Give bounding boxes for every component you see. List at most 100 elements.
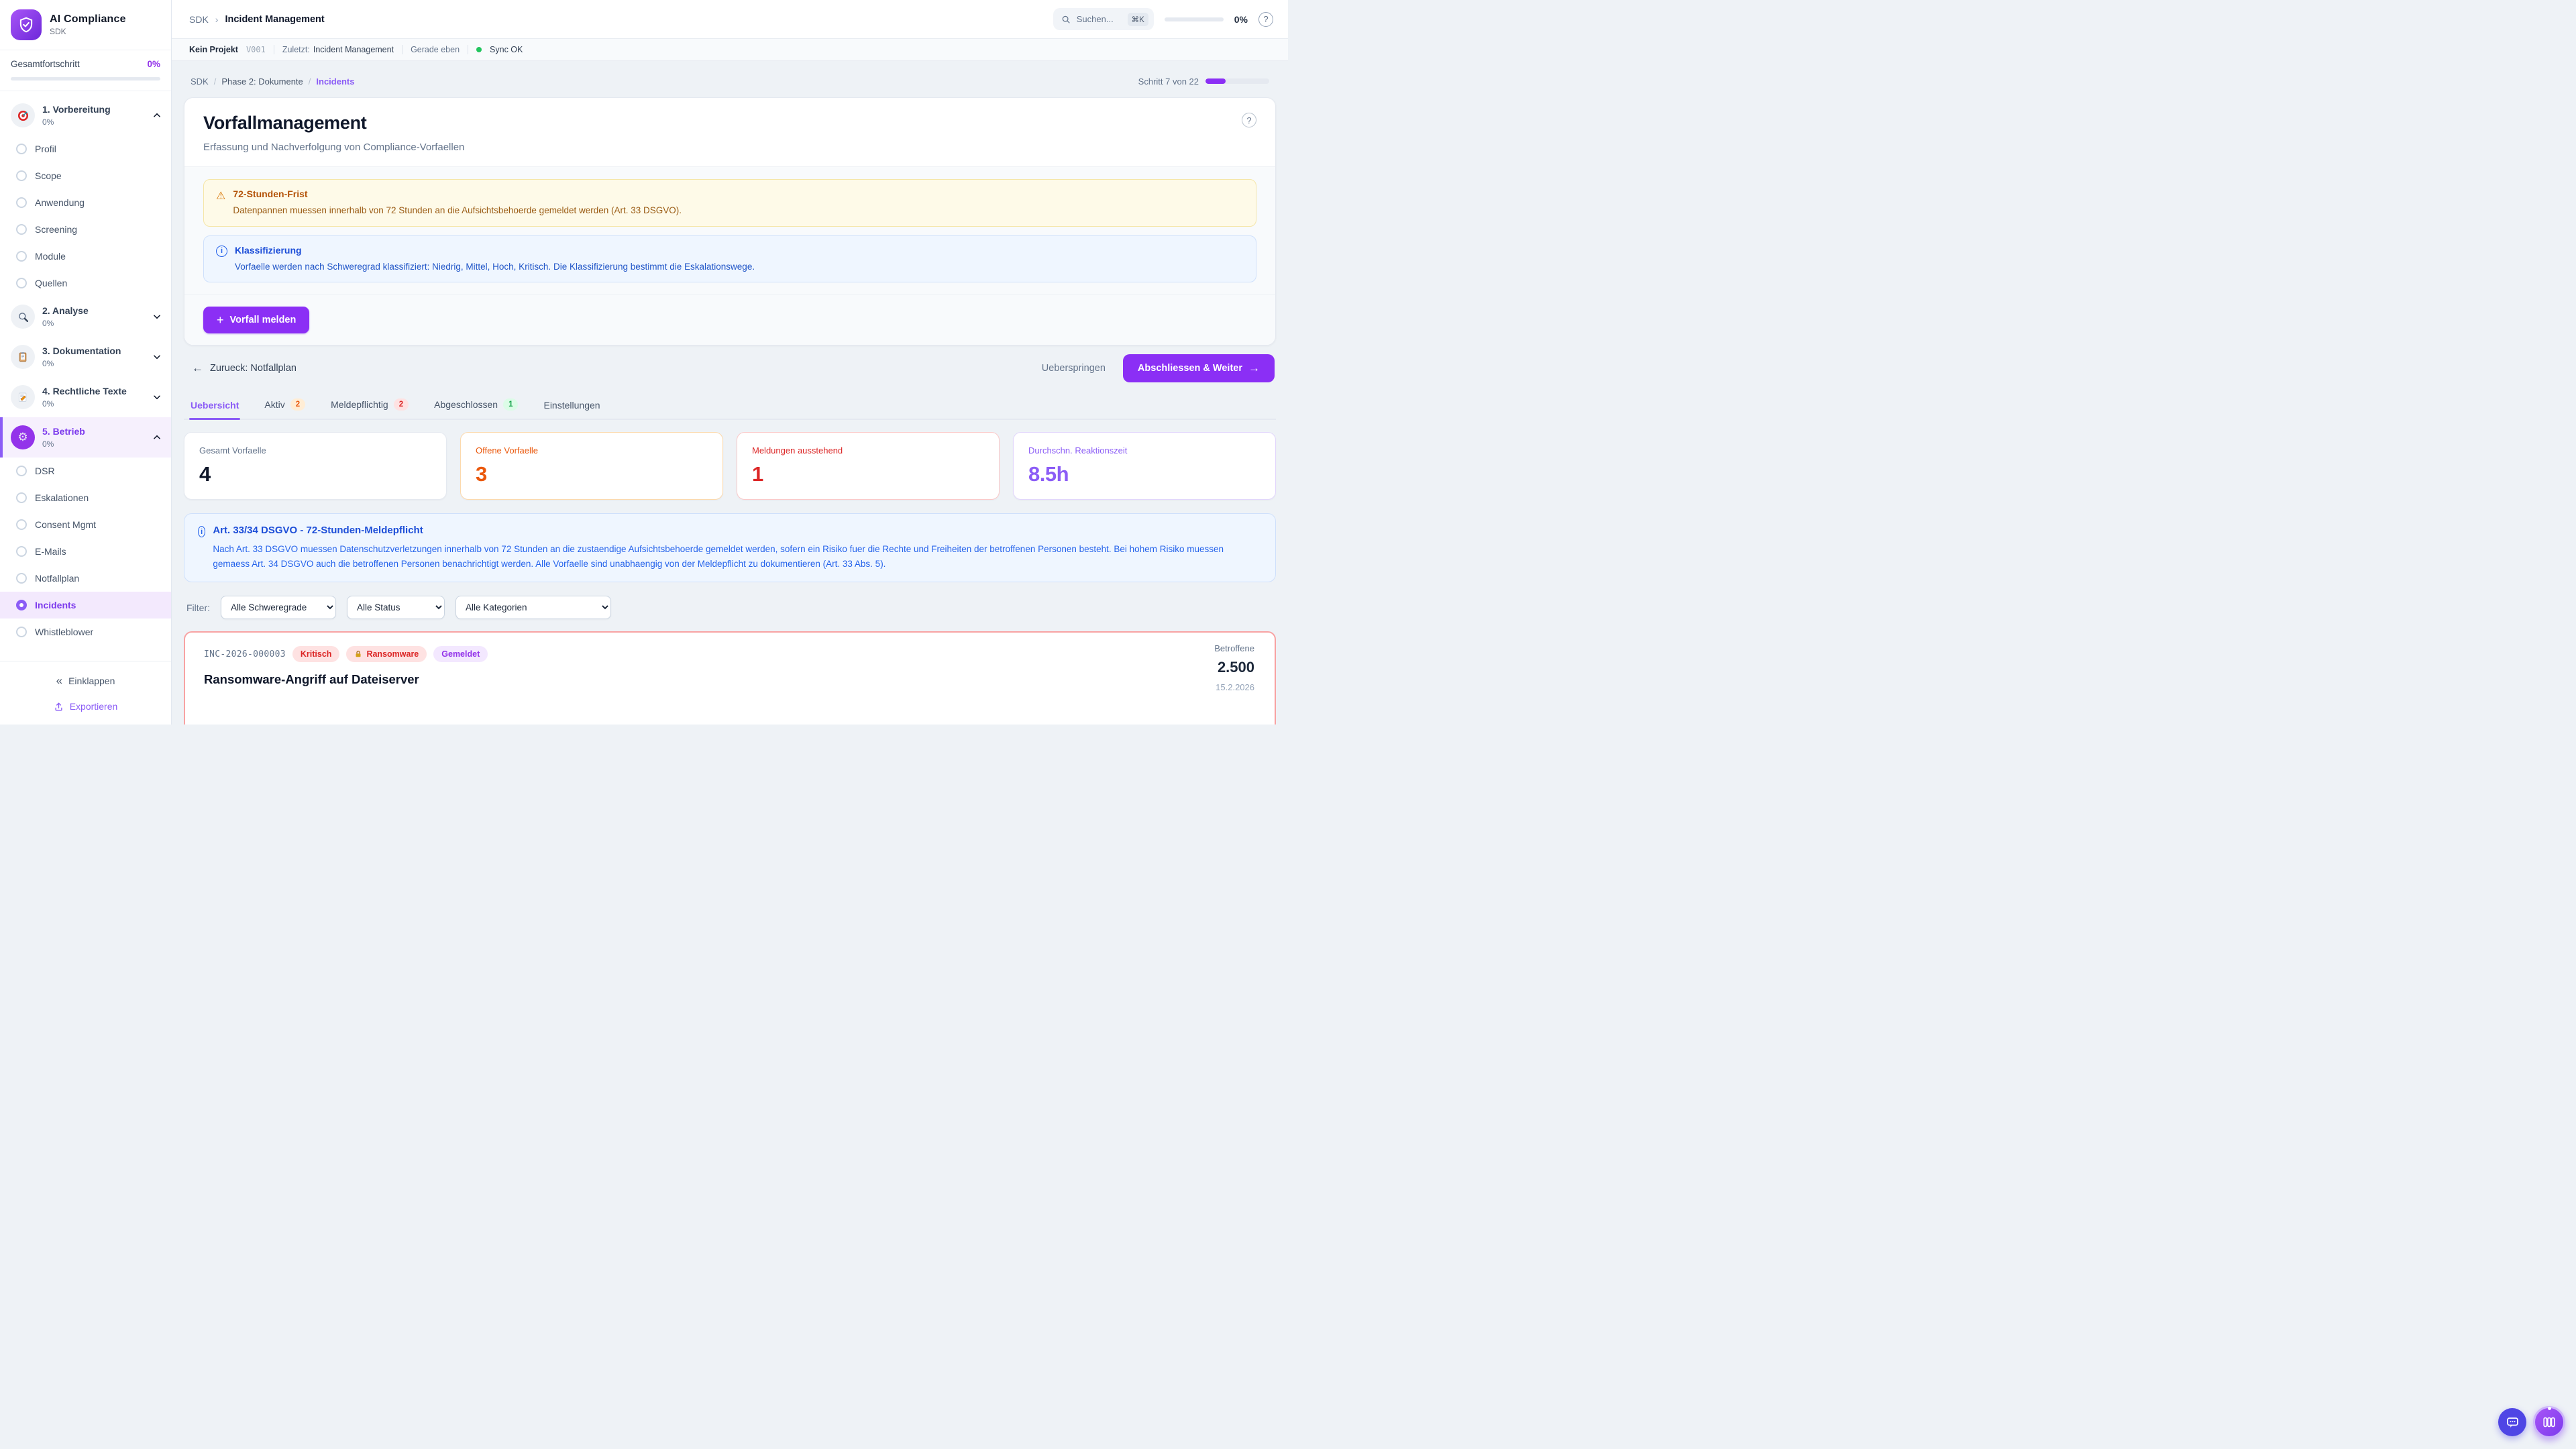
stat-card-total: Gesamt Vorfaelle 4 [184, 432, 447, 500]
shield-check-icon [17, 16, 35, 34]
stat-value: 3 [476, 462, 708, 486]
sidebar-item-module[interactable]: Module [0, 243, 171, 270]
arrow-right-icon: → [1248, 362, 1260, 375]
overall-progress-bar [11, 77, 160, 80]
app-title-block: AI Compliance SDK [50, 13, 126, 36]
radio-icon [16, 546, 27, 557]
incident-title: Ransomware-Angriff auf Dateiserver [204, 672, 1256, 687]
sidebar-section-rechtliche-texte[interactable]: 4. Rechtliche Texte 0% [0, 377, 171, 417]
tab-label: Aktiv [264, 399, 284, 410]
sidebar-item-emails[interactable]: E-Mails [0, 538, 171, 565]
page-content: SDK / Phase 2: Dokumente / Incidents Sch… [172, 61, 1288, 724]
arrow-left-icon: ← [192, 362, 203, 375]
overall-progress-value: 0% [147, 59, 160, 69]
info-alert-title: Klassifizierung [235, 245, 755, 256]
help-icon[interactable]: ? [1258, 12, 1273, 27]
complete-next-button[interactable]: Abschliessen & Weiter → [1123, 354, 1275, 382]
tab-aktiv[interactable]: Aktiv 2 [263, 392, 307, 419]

**EXERCISE PROMPT**. Please count the lines in the items above that contain the string "arrow", and give only the number.

**THE COMPLETED TASK**. 2